What the task requires -
What ways of making a return on an investment does the text on buying shares in a private company list?

Excerpt -
============================================================

What it means to buy shares in a private company

Shares are the unit of ownership in a company. Ownership of each company is divided into units (shares) and the people that own those shares are called shareholders. What the shares are worth is based on the value of the company and number of shares. For example, if a company has 100 shares and is worth $100,000 each share is worth $1,000.

Investing means you are purchasing shares and buying a piece of a company, which makes you a part-owner. As an owner, there is the potential to make money off your investment. Some of the ways you might make a return are as follows:

  • if the company is profitable, you could receive an annual payment based on the company’s profits, if the company chooses to share them (a dividend),

  • if someone is interested in buying shares in the company, you could sell them, or

  • if the company’s business is sold, you would receive part of the sale price based on the amount of the company you own and rights attached to your shares.

Investing in an early-stage company is risky. It can be hard to judge the likelihood of success with startups and growing businesses. Losing your whole investment is possible. This means you need to think carefully before you invest, and make sure you’re not investing more than you can afford to lose.

============================================================

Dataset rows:

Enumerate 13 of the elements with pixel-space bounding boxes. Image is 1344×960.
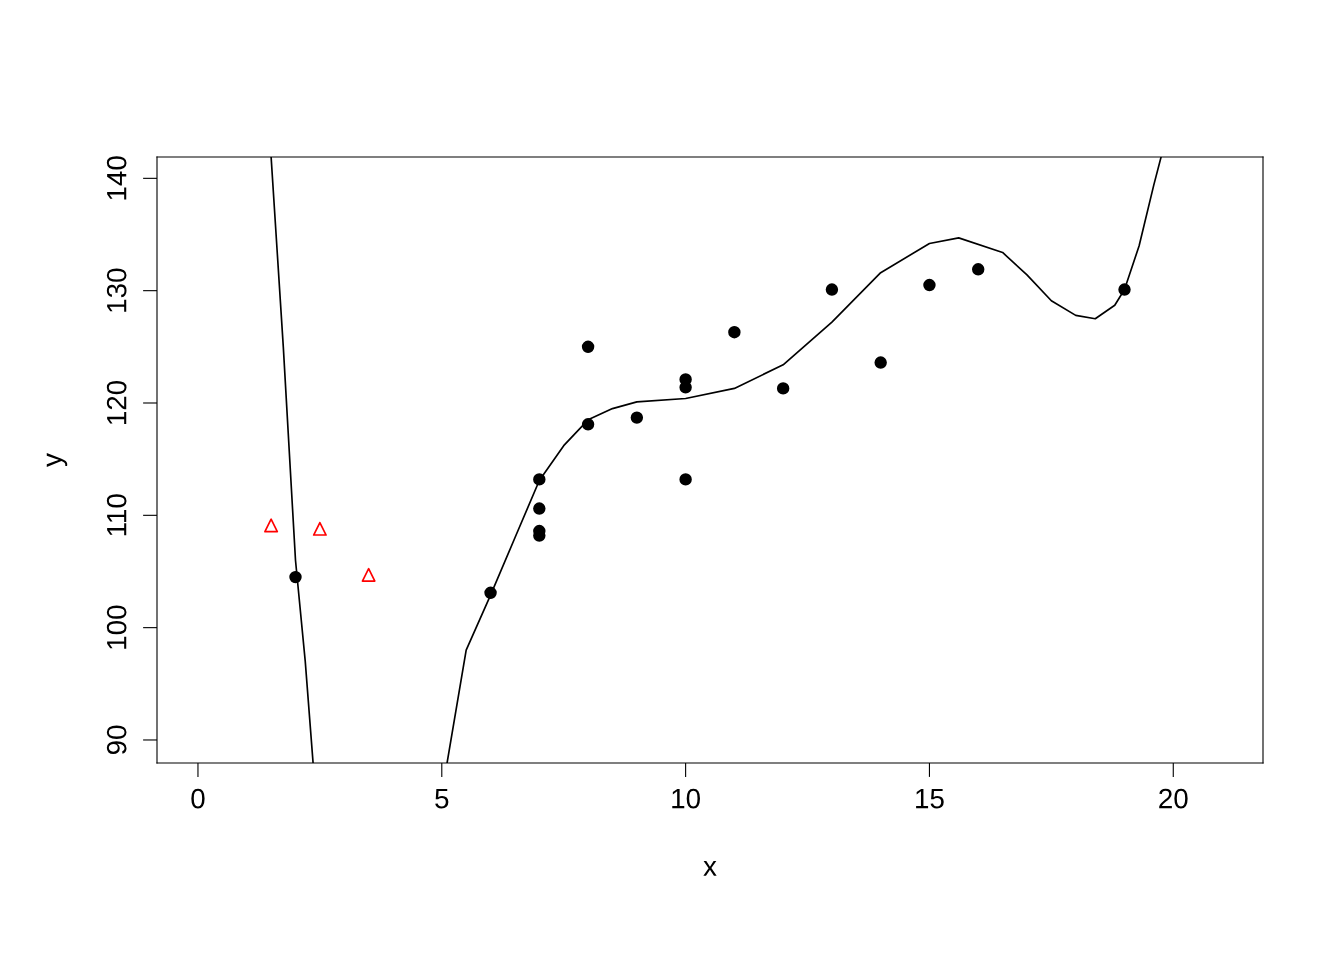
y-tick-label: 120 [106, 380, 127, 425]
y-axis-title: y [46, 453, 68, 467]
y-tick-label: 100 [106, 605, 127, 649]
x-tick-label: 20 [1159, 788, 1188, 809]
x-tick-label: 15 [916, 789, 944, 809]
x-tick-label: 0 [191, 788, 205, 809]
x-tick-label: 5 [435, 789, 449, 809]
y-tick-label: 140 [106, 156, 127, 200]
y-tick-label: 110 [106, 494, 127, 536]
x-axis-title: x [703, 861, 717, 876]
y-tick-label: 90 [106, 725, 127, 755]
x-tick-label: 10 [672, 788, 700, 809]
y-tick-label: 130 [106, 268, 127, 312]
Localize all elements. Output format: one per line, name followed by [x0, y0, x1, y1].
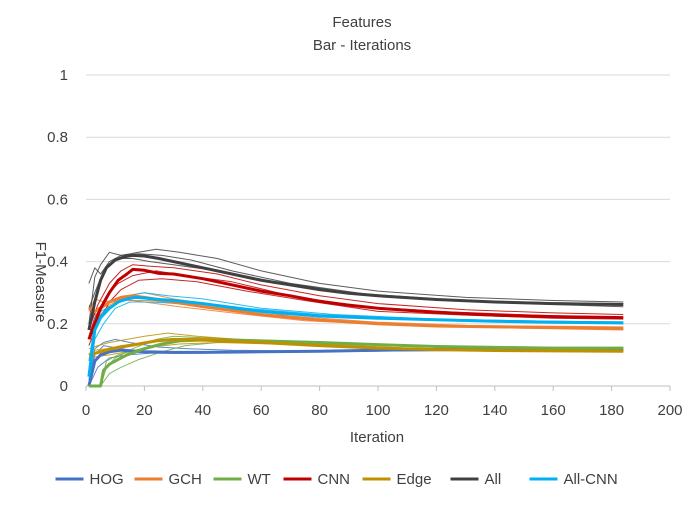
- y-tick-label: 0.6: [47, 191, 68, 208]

============================================================

Written answer -
- Receiving an annual payment based on the company's profits (a dividend), if the company is profitable and chooses to share them
- Selling your shares to someone interested in buying shares in the company
- Receiving part of the sale price if the company's business is sold, based on the amount of the company you own and the rights attached to your shares